• [THE INPUT]:
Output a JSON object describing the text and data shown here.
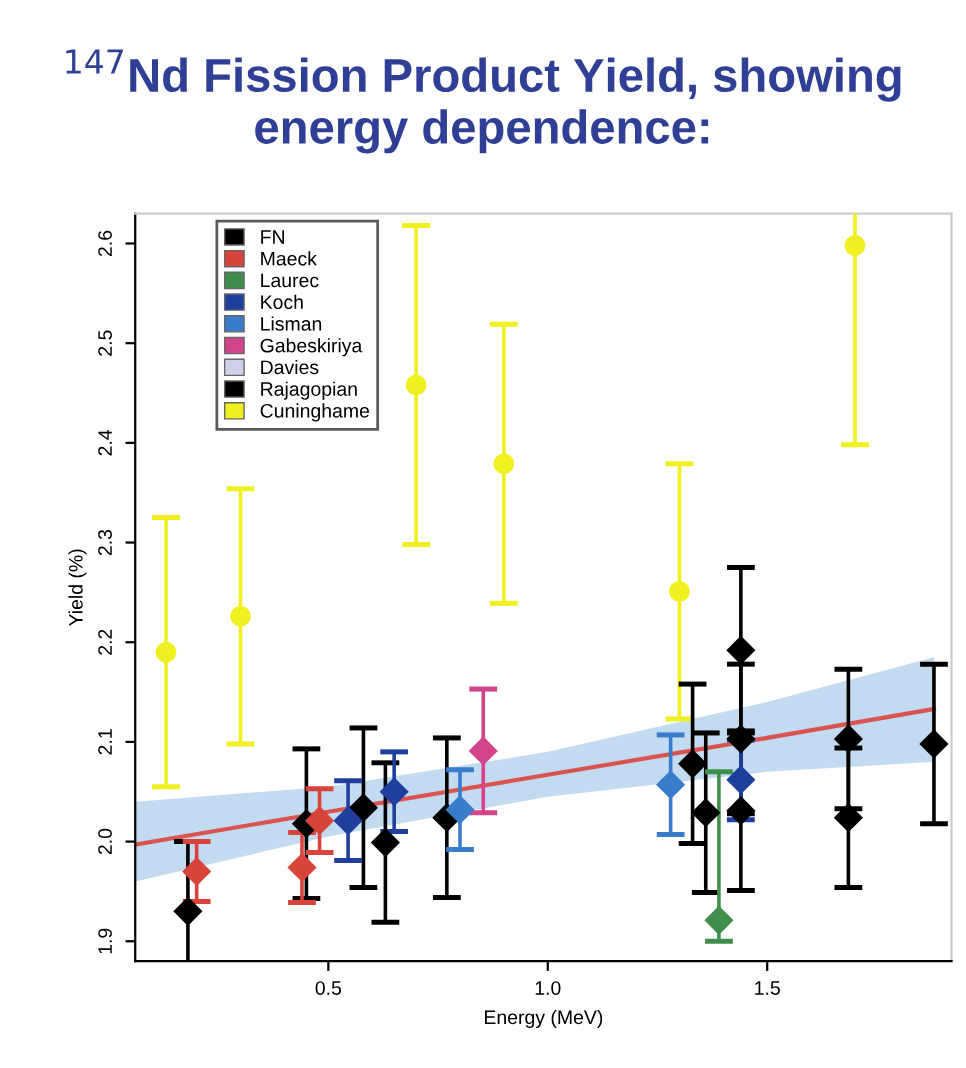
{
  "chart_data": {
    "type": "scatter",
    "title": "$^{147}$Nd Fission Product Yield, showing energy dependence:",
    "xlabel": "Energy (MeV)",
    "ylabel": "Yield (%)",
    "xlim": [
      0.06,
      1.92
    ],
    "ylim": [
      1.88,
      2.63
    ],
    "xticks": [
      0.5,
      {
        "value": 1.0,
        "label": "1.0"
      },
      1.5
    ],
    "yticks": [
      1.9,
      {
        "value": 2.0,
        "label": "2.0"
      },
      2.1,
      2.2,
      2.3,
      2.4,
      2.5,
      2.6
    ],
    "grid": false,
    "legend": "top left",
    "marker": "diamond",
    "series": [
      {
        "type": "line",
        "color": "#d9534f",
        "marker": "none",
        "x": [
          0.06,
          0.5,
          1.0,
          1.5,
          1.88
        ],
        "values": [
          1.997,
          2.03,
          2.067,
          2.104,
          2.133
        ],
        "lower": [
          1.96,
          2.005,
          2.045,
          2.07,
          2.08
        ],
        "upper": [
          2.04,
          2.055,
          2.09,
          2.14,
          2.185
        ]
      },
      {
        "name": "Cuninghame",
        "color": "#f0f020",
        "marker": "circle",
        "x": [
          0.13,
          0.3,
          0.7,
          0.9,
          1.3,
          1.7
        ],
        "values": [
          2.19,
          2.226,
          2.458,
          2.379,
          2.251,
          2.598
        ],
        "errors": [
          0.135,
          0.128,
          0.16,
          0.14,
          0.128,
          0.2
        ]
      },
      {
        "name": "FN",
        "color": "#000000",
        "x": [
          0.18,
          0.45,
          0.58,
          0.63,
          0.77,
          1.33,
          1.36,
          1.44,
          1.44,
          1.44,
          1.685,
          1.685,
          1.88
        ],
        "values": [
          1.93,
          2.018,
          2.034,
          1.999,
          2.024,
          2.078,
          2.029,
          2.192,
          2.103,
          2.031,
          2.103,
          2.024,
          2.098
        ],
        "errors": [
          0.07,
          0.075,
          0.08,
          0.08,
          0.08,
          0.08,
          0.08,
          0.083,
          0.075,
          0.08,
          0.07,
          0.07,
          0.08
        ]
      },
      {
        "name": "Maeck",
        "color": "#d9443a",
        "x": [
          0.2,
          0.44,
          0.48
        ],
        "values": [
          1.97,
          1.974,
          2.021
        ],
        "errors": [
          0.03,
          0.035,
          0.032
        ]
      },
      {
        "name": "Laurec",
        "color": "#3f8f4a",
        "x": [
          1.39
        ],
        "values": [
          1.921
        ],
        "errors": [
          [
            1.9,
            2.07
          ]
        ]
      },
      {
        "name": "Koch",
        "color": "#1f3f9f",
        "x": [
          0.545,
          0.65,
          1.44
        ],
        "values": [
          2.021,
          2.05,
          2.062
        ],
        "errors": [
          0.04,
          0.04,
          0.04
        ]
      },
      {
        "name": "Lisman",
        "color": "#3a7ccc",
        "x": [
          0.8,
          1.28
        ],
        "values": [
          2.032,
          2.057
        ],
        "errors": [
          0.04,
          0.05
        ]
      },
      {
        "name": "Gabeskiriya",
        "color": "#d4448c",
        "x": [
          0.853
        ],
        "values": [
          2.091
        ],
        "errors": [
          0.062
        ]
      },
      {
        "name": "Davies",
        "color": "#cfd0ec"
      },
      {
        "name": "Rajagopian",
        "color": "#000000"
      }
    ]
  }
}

• [WRITTEN EXERCISE]: Copy out the records above in full, exactly as written, but not the pictures.

• [WRITTEN SOLUTION]:
Output a JSON object describing the text and data shown here.
{
  "chart_data": {
    "type": "scatter",
    "title": "$^{147}$Nd Fission Product Yield, showing energy dependence:",
    "xlabel": "Energy (MeV)",
    "ylabel": "Yield (%)",
    "xlim": [
      0.06,
      1.92
    ],
    "ylim": [
      1.88,
      2.63
    ],
    "xticks": [
      0.5,
      {
        "value": 1.0,
        "label": "1.0"
      },
      1.5
    ],
    "yticks": [
      1.9,
      {
        "value": 2.0,
        "label": "2.0"
      },
      2.1,
      2.2,
      2.3,
      2.4,
      2.5,
      2.6
    ],
    "grid": false,
    "legend": "top left",
    "marker": "diamond",
    "series": [
      {
        "type": "line",
        "color": "#d9534f",
        "marker": "none",
        "x": [
          0.06,
          0.5,
          1.0,
          1.5,
          1.88
        ],
        "values": [
          1.997,
          2.03,
          2.067,
          2.104,
          2.133
        ],
        "lower": [
          1.96,
          2.005,
          2.045,
          2.07,
          2.08
        ],
        "upper": [
          2.04,
          2.055,
          2.09,
          2.14,
          2.185
        ]
      },
      {
        "name": "Cuninghame",
        "color": "#f0f020",
        "marker": "circle",
        "x": [
          0.13,
          0.3,
          0.7,
          0.9,
          1.3,
          1.7
        ],
        "values": [
          2.19,
          2.226,
          2.458,
          2.379,
          2.251,
          2.598
        ],
        "errors": [
          0.135,
          0.128,
          0.16,
          0.14,
          0.128,
          0.2
        ]
      },
      {
        "name": "FN",
        "color": "#000000",
        "x": [
          0.18,
          0.45,
          0.58,
          0.63,
          0.77,
          1.33,
          1.36,
          1.44,
          1.44,
          1.44,
          1.685,
          1.685,
          1.88
        ],
        "values": [
          1.93,
          2.018,
          2.034,
          1.999,
          2.024,
          2.078,
          2.029,
          2.192,
          2.103,
          2.031,
          2.103,
          2.024,
          2.098
        ],
        "errors": [
          0.07,
          0.075,
          0.08,
          0.08,
          0.08,
          0.08,
          0.08,
          0.083,
          0.075,
          0.08,
          0.07,
          0.07,
          0.08
        ]
      },
      {
        "name": "Maeck",
        "color": "#d9443a",
        "x": [
          0.2,
          0.44,
          0.48
        ],
        "values": [
          1.97,
          1.974,
          2.021
        ],
        "errors": [
          0.03,
          0.035,
          0.032
        ]
      },
      {
        "name": "Laurec",
        "color": "#3f8f4a",
        "x": [
          1.39
        ],
        "values": [
          1.921
        ],
        "errors": [
          [
            1.9,
            2.07
          ]
        ]
      },
      {
        "name": "Koch",
        "color": "#1f3f9f",
        "x": [
          0.545,
          0.65,
          1.44
        ],
        "values": [
          2.021,
          2.05,
          2.062
        ],
        "errors": [
          0.04,
          0.04,
          0.04
        ]
      },
      {
        "name": "Lisman",
        "color": "#3a7ccc",
        "x": [
          0.8,
          1.28
        ],
        "values": [
          2.032,
          2.057
        ],
        "errors": [
          0.04,
          0.05
        ]
      },
      {
        "name": "Gabeskiriya",
        "color": "#d4448c",
        "x": [
          0.853
        ],
        "values": [
          2.091
        ],
        "errors": [
          0.062
        ]
      },
      {
        "name": "Davies",
        "color": "#cfd0ec"
      },
      {
        "name": "Rajagopian",
        "color": "#000000"
      }
    ]
  }
}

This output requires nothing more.